(Dataset items)
──────────
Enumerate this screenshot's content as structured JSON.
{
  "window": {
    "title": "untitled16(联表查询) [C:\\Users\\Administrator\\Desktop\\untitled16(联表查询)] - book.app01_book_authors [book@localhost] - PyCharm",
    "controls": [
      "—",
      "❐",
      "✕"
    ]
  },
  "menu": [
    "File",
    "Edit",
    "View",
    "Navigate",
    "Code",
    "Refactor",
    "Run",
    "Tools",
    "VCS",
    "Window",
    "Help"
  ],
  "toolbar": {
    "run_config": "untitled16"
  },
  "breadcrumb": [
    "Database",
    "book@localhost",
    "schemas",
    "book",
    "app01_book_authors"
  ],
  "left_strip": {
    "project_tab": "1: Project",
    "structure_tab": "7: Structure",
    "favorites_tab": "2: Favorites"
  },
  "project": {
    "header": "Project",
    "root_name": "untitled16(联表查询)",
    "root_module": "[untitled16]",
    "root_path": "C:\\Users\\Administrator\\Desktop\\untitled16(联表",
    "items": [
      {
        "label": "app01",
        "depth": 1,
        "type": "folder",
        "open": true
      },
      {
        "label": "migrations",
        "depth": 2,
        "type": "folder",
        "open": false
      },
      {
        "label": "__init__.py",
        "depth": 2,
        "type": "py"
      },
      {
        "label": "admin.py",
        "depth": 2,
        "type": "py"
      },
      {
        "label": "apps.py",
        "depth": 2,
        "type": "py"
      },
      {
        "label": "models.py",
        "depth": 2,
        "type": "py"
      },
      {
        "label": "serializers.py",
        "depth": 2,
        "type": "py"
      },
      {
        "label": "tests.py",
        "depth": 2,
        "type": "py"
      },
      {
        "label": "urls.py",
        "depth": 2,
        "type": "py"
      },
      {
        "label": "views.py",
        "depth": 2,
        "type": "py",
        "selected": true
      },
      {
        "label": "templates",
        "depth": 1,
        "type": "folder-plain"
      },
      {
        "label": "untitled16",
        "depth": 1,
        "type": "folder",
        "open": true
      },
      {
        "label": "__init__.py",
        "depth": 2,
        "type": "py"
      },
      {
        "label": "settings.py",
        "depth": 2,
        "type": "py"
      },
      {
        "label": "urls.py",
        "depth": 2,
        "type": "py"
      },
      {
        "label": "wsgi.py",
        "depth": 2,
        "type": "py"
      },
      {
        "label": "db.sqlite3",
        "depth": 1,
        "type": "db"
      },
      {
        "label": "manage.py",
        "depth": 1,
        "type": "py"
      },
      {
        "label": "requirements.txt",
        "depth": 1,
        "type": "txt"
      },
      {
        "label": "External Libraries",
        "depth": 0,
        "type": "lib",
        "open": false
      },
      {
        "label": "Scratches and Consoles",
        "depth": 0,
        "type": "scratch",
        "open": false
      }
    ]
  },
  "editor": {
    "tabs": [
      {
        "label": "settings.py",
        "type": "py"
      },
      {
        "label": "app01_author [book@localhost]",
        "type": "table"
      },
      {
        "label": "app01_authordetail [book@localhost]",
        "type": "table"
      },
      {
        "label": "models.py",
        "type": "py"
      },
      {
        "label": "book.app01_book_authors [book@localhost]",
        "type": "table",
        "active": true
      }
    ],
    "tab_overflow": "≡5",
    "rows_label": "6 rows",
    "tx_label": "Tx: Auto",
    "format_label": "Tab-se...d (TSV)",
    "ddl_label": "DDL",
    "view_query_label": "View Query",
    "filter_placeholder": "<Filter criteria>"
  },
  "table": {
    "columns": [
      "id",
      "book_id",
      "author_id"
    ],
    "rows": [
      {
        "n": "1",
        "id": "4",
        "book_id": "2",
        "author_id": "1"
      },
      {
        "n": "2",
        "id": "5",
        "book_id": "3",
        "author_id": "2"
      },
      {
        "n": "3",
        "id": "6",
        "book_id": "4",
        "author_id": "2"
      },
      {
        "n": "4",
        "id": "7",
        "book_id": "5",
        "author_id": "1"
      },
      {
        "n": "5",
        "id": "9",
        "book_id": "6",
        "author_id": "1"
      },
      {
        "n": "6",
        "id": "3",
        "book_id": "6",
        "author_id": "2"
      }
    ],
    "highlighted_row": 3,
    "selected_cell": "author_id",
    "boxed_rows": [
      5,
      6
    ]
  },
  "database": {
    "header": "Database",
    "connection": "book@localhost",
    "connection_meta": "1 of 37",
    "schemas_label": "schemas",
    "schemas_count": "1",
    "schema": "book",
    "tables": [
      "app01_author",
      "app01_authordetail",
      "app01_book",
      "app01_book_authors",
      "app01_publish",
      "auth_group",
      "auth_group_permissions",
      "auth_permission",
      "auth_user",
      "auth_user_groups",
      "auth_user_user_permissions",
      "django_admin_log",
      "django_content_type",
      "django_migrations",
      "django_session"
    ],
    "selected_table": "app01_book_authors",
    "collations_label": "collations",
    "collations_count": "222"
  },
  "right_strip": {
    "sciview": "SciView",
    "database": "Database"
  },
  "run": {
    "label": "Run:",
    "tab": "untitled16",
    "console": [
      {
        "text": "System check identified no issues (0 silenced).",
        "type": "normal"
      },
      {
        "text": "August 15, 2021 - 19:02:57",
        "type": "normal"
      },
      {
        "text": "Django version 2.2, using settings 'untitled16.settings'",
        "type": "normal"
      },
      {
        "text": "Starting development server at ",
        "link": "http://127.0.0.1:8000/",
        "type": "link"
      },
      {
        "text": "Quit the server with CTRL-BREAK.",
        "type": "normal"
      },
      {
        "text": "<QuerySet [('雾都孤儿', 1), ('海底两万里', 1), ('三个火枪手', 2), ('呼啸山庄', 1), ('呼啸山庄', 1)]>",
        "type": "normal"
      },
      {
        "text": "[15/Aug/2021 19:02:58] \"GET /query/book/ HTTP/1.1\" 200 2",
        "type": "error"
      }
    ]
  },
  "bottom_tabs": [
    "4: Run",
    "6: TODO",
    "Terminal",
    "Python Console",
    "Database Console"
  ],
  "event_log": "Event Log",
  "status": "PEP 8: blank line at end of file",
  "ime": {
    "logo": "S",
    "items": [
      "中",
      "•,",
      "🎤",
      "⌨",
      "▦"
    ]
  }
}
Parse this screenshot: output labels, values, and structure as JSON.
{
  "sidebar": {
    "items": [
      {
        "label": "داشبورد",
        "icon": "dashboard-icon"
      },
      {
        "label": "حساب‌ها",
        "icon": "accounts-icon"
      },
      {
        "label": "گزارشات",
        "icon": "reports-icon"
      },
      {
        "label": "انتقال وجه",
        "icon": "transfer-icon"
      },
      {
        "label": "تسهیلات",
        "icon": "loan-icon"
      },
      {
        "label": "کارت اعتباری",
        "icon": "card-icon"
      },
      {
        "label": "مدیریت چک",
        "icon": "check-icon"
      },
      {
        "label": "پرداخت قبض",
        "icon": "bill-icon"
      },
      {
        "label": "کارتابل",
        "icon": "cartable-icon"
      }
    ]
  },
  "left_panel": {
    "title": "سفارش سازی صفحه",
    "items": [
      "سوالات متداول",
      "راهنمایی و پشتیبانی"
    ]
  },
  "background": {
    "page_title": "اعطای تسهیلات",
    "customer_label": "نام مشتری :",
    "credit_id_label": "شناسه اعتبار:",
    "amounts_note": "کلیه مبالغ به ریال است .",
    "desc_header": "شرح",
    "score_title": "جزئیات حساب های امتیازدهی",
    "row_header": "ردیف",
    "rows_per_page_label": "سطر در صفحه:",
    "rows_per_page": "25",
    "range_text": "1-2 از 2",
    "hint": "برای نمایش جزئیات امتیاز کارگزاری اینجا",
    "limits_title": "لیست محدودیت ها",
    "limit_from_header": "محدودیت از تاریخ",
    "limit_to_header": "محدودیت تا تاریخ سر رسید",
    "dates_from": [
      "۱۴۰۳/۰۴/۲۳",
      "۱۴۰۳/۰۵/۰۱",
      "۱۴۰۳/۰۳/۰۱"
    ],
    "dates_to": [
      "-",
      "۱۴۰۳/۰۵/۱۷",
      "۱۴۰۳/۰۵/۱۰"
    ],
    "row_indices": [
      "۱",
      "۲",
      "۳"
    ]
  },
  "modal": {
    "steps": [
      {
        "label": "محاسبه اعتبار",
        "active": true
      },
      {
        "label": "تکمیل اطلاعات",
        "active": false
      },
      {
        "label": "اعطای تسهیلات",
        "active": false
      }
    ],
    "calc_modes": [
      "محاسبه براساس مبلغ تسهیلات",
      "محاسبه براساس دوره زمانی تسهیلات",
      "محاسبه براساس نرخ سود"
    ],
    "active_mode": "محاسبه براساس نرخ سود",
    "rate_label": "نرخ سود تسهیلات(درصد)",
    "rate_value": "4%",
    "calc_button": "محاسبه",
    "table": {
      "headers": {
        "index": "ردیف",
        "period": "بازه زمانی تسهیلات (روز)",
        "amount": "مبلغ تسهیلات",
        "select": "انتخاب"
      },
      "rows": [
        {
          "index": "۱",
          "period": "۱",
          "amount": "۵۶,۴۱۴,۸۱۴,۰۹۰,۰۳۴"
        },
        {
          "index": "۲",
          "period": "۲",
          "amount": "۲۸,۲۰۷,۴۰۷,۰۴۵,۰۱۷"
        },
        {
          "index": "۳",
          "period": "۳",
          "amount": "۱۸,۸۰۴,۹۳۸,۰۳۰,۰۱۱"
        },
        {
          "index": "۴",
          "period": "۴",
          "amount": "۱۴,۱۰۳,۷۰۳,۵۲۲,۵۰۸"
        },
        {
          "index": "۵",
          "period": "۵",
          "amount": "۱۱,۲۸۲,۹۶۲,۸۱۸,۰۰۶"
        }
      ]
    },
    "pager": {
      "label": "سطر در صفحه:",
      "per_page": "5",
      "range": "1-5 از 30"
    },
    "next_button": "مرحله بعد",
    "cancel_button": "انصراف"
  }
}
──────────
### Short exercise
Using the listing, copy every line where the word "index" shows up.

### Task output
        "index": "ردیف",
          "index": "۱",
          "index": "۲",
          "index": "۳",
          "index": "۴",
          "index": "۵",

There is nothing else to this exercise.